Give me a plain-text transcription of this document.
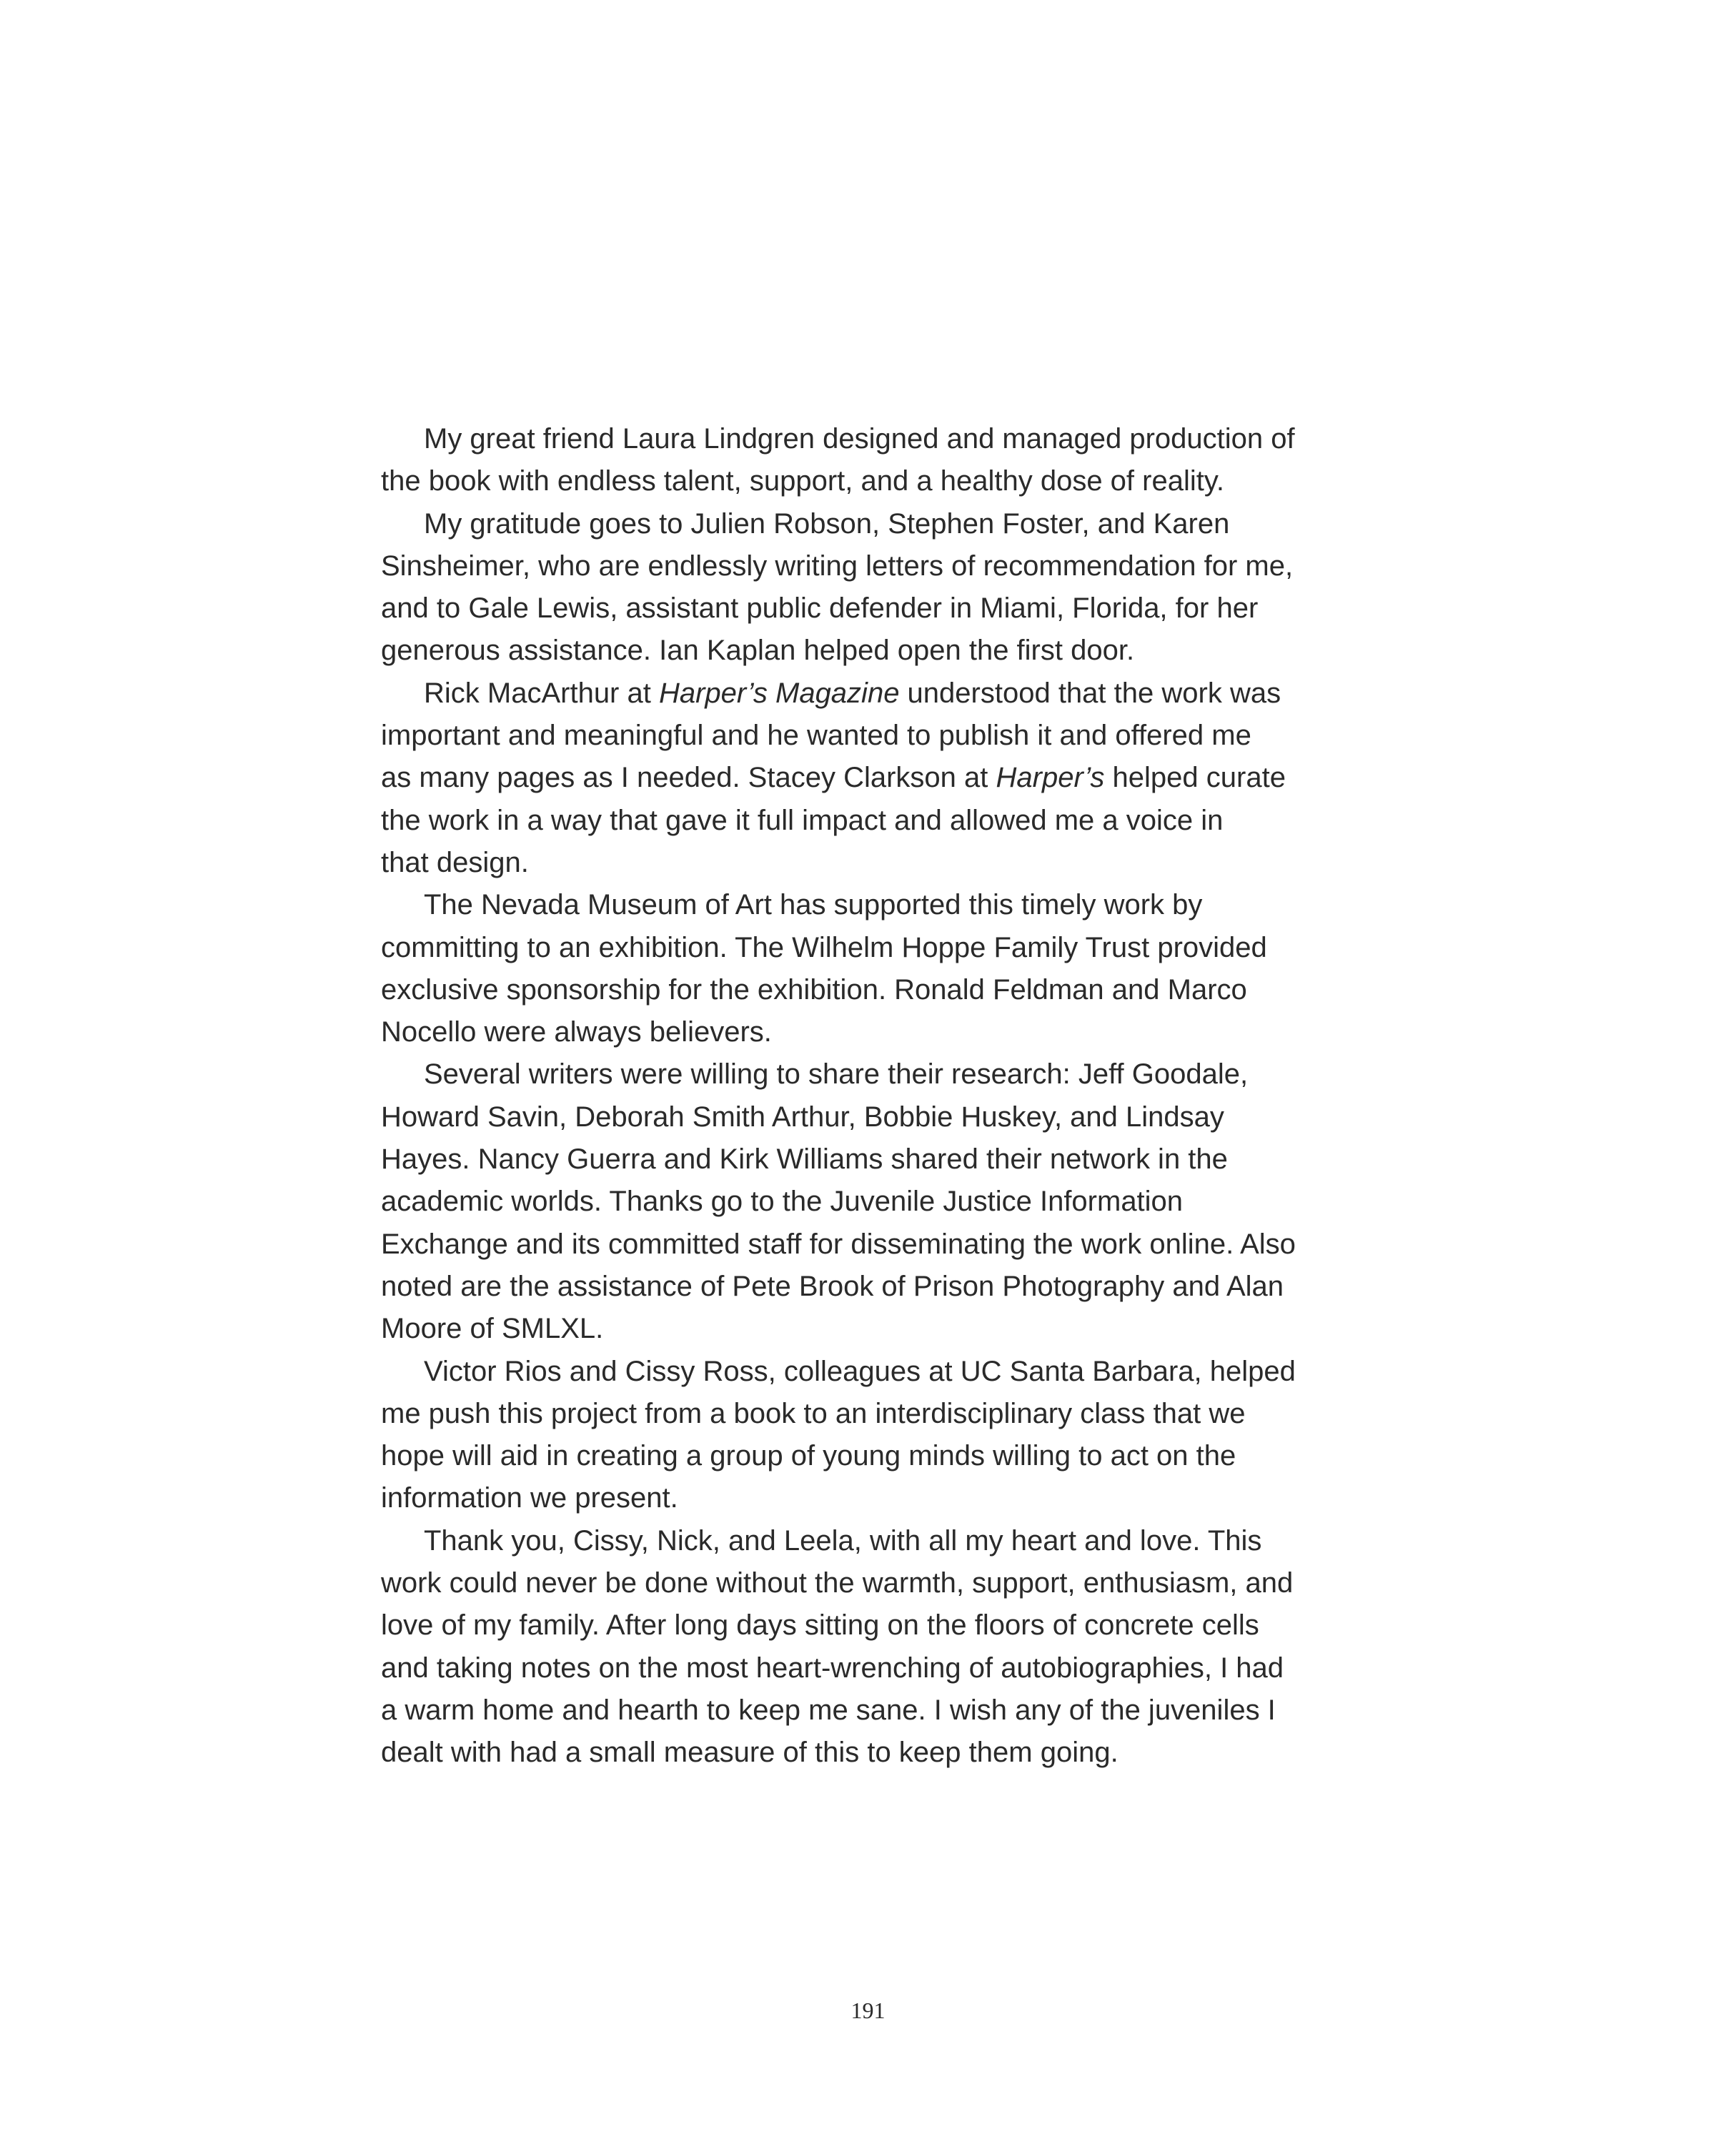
My great friend Laura Lindgren designed and managed production of
the book with endless talent, support, and a healthy dose of reality.

My gratitude goes to Julien Robson, Stephen Foster, and Karen
Sinsheimer, who are endlessly writing letters of recommendation for me,
and to Gale Lewis, assistant public defender in Miami, Florida, for her
generous assistance. Ian Kaplan helped open the first door.

Rick MacArthur at Harper’s Magazine understood that the work was
important and meaningful and he wanted to publish it and offered me
as many pages as I needed. Stacey Clarkson at Harper’s helped curate
the work in a way that gave it full impact and allowed me a voice in
that design.

The Nevada Museum of Art has supported this timely work by
committing to an exhibition. The Wilhelm Hoppe Family Trust provided
exclusive sponsorship for the exhibition. Ronald Feldman and Marco
Nocello were always believers.

Several writers were willing to share their research: Jeff Goodale,
Howard Savin, Deborah Smith Arthur, Bobbie Huskey, and Lindsay
Hayes. Nancy Guerra and Kirk Williams shared their network in the
academic worlds. Thanks go to the Juvenile Justice Information
Exchange and its committed staff for disseminating the work online. Also
noted are the assistance of Pete Brook of Prison Photography and Alan
Moore of SMLXL.

Victor Rios and Cissy Ross, colleagues at UC Santa Barbara, helped
me push this project from a book to an interdisciplinary class that we
hope will aid in creating a group of young minds willing to act on the
information we present.

Thank you, Cissy, Nick, and Leela, with all my heart and love. This
work could never be done without the warmth, support, enthusiasm, and
love of my family. After long days sitting on the floors of concrete cells
and taking notes on the most heart-wrenching of autobiographies, I had
a warm home and hearth to keep me sane. I wish any of the juveniles I
dealt with had a small measure of this to keep them going.

191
════════════════
▶ _What you have to do_: Whenever a line of the listing contains the word "willing", it counts; say the total only.

▶ _The answer_: 2